◆ **RECORDS FOR THIS EXERCISE**:

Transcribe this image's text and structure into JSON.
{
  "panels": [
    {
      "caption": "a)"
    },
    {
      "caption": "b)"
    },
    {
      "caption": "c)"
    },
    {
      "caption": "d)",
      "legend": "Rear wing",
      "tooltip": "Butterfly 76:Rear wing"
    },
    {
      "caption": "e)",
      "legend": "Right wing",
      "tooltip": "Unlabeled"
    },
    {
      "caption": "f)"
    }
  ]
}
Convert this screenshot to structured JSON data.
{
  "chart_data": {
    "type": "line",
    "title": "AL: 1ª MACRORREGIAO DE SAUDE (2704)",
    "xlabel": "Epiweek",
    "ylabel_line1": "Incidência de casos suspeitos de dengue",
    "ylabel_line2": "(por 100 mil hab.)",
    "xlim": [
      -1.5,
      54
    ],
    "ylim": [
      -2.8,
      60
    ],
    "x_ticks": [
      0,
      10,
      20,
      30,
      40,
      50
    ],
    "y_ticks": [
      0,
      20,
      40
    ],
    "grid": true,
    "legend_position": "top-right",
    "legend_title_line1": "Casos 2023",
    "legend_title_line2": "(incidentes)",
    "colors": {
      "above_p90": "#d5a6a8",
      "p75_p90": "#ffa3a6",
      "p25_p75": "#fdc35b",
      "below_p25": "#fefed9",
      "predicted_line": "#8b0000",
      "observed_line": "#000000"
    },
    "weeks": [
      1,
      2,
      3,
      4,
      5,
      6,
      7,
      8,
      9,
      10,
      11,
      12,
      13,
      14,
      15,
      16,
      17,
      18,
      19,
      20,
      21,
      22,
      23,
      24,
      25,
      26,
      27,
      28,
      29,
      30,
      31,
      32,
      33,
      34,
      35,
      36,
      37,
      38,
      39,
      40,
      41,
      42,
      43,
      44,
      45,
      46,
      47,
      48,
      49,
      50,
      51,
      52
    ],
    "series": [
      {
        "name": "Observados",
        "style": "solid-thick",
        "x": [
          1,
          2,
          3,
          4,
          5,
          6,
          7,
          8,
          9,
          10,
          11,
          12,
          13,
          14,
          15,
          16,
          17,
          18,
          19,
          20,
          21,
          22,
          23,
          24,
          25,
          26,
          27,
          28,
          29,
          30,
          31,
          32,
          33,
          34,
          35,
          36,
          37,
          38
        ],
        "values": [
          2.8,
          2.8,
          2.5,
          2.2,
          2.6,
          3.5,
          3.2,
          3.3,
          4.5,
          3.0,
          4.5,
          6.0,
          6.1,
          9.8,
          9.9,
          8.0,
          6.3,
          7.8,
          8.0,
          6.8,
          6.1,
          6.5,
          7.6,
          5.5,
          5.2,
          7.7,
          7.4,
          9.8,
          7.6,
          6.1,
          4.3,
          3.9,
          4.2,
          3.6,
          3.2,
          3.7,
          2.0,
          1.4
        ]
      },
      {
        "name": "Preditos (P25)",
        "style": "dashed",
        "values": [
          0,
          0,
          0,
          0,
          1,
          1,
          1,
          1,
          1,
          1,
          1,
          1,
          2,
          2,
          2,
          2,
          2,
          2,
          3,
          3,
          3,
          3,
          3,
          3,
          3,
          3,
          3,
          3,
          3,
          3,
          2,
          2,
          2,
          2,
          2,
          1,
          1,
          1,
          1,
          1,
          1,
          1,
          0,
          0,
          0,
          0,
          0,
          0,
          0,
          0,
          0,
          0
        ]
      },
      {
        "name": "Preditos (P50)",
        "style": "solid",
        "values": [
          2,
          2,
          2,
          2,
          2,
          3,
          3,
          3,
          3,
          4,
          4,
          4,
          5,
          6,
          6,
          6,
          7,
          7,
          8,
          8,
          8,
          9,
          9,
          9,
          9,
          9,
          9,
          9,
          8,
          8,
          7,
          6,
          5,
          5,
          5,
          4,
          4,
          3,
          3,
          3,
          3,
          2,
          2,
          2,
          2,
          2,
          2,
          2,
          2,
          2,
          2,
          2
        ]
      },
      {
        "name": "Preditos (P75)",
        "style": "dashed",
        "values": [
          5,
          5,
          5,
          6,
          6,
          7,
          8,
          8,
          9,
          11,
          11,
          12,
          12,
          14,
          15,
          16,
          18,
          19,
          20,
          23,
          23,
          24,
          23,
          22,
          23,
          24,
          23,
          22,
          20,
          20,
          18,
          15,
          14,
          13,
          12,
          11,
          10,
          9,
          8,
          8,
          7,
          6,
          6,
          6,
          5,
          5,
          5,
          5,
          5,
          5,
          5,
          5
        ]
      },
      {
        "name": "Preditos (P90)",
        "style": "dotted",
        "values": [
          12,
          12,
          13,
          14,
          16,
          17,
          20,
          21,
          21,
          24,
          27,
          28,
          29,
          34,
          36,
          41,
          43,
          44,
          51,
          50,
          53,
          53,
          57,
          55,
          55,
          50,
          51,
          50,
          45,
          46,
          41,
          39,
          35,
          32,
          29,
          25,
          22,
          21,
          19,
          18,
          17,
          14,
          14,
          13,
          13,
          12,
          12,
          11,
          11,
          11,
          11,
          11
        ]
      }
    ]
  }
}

◆ **AIM OF THE TASK**:
Repeat each of the entries above precisely as given.

◆ **THE OUTPUT**:
Transcribe this image's text and structure into JSON.
{
  "panels": [
    {
      "caption": "a)"
    },
    {
      "caption": "b)"
    },
    {
      "caption": "c)"
    },
    {
      "caption": "d)",
      "legend": "Rear wing",
      "tooltip": "Butterfly 76:Rear wing"
    },
    {
      "caption": "e)",
      "legend": "Right wing",
      "tooltip": "Unlabeled"
    },
    {
      "caption": "f)"
    }
  ]
}
Convert this screenshot to structured JSON data.
{
  "chart_data": {
    "type": "line",
    "title": "AL: 1ª MACRORREGIAO DE SAUDE (2704)",
    "xlabel": "Epiweek",
    "ylabel_line1": "Incidência de casos suspeitos de dengue",
    "ylabel_line2": "(por 100 mil hab.)",
    "xlim": [
      -1.5,
      54
    ],
    "ylim": [
      -2.8,
      60
    ],
    "x_ticks": [
      0,
      10,
      20,
      30,
      40,
      50
    ],
    "y_ticks": [
      0,
      20,
      40
    ],
    "grid": true,
    "legend_position": "top-right",
    "legend_title_line1": "Casos 2023",
    "legend_title_line2": "(incidentes)",
    "colors": {
      "above_p90": "#d5a6a8",
      "p75_p90": "#ffa3a6",
      "p25_p75": "#fdc35b",
      "below_p25": "#fefed9",
      "predicted_line": "#8b0000",
      "observed_line": "#000000"
    },
    "weeks": [
      1,
      2,
      3,
      4,
      5,
      6,
      7,
      8,
      9,
      10,
      11,
      12,
      13,
      14,
      15,
      16,
      17,
      18,
      19,
      20,
      21,
      22,
      23,
      24,
      25,
      26,
      27,
      28,
      29,
      30,
      31,
      32,
      33,
      34,
      35,
      36,
      37,
      38,
      39,
      40,
      41,
      42,
      43,
      44,
      45,
      46,
      47,
      48,
      49,
      50,
      51,
      52
    ],
    "series": [
      {
        "name": "Observados",
        "style": "solid-thick",
        "x": [
          1,
          2,
          3,
          4,
          5,
          6,
          7,
          8,
          9,
          10,
          11,
          12,
          13,
          14,
          15,
          16,
          17,
          18,
          19,
          20,
          21,
          22,
          23,
          24,
          25,
          26,
          27,
          28,
          29,
          30,
          31,
          32,
          33,
          34,
          35,
          36,
          37,
          38
        ],
        "values": [
          2.8,
          2.8,
          2.5,
          2.2,
          2.6,
          3.5,
          3.2,
          3.3,
          4.5,
          3.0,
          4.5,
          6.0,
          6.1,
          9.8,
          9.9,
          8.0,
          6.3,
          7.8,
          8.0,
          6.8,
          6.1,
          6.5,
          7.6,
          5.5,
          5.2,
          7.7,
          7.4,
          9.8,
          7.6,
          6.1,
          4.3,
          3.9,
          4.2,
          3.6,
          3.2,
          3.7,
          2.0,
          1.4
        ]
      },
      {
        "name": "Preditos (P25)",
        "style": "dashed",
        "values": [
          0,
          0,
          0,
          0,
          1,
          1,
          1,
          1,
          1,
          1,
          1,
          1,
          2,
          2,
          2,
          2,
          2,
          2,
          3,
          3,
          3,
          3,
          3,
          3,
          3,
          3,
          3,
          3,
          3,
          3,
          2,
          2,
          2,
          2,
          2,
          1,
          1,
          1,
          1,
          1,
          1,
          1,
          0,
          0,
          0,
          0,
          0,
          0,
          0,
          0,
          0,
          0
        ]
      },
      {
        "name": "Preditos (P50)",
        "style": "solid",
        "values": [
          2,
          2,
          2,
          2,
          2,
          3,
          3,
          3,
          3,
          4,
          4,
          4,
          5,
          6,
          6,
          6,
          7,
          7,
          8,
          8,
          8,
          9,
          9,
          9,
          9,
          9,
          9,
          9,
          8,
          8,
          7,
          6,
          5,
          5,
          5,
          4,
          4,
          3,
          3,
          3,
          3,
          2,
          2,
          2,
          2,
          2,
          2,
          2,
          2,
          2,
          2,
          2
        ]
      },
      {
        "name": "Preditos (P75)",
        "style": "dashed",
        "values": [
          5,
          5,
          5,
          6,
          6,
          7,
          8,
          8,
          9,
          11,
          11,
          12,
          12,
          14,
          15,
          16,
          18,
          19,
          20,
          23,
          23,
          24,
          23,
          22,
          23,
          24,
          23,
          22,
          20,
          20,
          18,
          15,
          14,
          13,
          12,
          11,
          10,
          9,
          8,
          8,
          7,
          6,
          6,
          6,
          5,
          5,
          5,
          5,
          5,
          5,
          5,
          5
        ]
      },
      {
        "name": "Preditos (P90)",
        "style": "dotted",
        "values": [
          12,
          12,
          13,
          14,
          16,
          17,
          20,
          21,
          21,
          24,
          27,
          28,
          29,
          34,
          36,
          41,
          43,
          44,
          51,
          50,
          53,
          53,
          57,
          55,
          55,
          50,
          51,
          50,
          45,
          46,
          41,
          39,
          35,
          32,
          29,
          25,
          22,
          21,
          19,
          18,
          17,
          14,
          14,
          13,
          13,
          12,
          12,
          11,
          11,
          11,
          11,
          11
        ]
      }
    ]
  }
}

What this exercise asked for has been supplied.